PROBLEM DETAILS:
Find how many lines in the data below mention "England". Give the number only.

### RECORDS SUPPLIED ###

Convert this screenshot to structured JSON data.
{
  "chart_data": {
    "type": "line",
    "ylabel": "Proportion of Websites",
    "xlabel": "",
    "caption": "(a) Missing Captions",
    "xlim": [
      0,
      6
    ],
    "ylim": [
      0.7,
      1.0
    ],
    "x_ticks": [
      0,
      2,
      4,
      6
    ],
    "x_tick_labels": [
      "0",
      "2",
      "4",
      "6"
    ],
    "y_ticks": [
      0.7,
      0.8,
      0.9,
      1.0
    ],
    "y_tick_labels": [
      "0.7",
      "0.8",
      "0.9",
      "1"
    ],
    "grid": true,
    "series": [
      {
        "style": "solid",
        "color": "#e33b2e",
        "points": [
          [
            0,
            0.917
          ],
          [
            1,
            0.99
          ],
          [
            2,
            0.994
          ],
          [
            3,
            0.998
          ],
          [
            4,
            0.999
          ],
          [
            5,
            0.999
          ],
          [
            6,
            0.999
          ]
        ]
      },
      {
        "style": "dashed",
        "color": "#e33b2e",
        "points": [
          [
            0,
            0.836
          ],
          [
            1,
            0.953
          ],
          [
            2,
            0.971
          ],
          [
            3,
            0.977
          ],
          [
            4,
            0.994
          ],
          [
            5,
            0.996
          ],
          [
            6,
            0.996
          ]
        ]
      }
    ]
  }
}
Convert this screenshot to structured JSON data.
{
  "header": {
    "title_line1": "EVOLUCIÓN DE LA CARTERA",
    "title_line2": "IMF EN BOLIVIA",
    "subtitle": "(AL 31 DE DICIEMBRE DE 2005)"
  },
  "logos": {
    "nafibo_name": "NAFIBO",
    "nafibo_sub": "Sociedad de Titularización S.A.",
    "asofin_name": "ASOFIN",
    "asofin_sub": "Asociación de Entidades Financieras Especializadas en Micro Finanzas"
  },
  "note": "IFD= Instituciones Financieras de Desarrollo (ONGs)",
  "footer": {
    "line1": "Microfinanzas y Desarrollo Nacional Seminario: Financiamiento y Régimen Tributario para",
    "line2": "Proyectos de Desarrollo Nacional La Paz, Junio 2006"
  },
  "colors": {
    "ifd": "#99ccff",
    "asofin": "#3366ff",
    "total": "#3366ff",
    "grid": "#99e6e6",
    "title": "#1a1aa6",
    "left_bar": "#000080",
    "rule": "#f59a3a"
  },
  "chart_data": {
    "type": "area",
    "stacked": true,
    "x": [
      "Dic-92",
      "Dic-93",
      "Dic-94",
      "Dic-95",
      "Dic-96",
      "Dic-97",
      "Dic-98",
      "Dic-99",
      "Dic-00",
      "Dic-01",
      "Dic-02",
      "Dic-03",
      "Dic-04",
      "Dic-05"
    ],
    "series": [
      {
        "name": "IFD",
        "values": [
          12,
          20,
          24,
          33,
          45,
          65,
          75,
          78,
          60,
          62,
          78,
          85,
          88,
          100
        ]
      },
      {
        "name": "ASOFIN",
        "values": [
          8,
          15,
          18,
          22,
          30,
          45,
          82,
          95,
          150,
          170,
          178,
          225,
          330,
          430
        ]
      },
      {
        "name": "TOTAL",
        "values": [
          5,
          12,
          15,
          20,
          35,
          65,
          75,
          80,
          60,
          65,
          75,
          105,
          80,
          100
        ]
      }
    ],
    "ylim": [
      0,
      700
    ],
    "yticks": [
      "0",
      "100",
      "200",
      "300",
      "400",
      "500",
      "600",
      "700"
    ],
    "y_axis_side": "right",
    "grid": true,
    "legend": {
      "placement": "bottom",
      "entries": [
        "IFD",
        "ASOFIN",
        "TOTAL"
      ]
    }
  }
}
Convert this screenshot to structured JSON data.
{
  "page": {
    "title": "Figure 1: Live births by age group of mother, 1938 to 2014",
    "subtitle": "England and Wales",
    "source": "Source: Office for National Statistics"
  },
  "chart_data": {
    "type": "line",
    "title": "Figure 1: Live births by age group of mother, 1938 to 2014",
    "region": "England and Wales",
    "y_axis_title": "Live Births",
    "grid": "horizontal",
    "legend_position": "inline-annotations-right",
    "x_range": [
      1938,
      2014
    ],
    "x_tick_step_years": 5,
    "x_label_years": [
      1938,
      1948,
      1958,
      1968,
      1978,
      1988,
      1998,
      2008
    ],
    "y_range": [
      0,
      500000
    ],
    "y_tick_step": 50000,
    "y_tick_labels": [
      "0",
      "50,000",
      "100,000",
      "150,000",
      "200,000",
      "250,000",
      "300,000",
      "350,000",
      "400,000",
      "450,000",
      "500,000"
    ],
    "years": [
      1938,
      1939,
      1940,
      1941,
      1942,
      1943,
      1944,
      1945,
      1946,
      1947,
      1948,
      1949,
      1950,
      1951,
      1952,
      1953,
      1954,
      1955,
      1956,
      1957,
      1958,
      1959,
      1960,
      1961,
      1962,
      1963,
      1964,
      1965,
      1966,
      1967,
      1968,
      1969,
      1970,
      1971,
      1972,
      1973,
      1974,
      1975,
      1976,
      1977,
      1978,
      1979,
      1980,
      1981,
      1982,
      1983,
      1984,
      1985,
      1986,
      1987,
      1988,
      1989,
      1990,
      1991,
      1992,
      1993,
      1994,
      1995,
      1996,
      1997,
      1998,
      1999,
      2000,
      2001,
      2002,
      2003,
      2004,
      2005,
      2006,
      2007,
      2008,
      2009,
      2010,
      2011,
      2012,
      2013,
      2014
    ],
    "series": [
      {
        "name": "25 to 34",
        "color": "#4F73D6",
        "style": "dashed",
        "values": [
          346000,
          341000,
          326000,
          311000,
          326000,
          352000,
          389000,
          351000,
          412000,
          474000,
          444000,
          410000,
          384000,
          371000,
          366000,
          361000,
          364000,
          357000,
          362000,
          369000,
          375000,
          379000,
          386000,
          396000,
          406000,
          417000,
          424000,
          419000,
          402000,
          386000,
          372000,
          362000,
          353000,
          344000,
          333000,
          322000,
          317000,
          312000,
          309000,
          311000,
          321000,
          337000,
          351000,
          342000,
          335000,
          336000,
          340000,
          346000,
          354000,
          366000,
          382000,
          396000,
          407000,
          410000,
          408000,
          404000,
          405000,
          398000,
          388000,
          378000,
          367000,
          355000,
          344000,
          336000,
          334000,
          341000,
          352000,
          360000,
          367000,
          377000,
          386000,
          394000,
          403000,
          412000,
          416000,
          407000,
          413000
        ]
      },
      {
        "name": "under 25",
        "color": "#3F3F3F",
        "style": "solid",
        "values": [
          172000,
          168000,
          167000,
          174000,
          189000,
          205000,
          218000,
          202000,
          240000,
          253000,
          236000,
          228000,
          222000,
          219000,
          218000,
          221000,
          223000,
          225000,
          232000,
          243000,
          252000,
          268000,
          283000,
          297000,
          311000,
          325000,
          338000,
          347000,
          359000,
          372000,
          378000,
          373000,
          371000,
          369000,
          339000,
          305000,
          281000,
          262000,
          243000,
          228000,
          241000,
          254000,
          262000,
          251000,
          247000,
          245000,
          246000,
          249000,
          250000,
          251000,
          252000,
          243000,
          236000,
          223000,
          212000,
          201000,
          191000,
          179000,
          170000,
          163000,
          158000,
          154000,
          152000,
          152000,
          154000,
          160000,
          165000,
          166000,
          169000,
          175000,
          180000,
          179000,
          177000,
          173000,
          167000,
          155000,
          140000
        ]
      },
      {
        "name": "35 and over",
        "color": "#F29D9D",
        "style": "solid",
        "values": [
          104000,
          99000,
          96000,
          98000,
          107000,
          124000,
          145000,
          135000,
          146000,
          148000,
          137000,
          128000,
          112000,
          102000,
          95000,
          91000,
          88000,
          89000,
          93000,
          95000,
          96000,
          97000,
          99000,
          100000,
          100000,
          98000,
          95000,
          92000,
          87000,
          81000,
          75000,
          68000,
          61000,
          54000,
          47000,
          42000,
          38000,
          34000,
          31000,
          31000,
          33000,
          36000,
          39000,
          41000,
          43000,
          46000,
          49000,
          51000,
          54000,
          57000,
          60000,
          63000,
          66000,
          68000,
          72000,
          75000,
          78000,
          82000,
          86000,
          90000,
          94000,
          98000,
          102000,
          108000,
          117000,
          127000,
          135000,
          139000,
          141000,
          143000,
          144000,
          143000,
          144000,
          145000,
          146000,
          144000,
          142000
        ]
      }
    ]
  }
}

###

FINAL RESULT:
2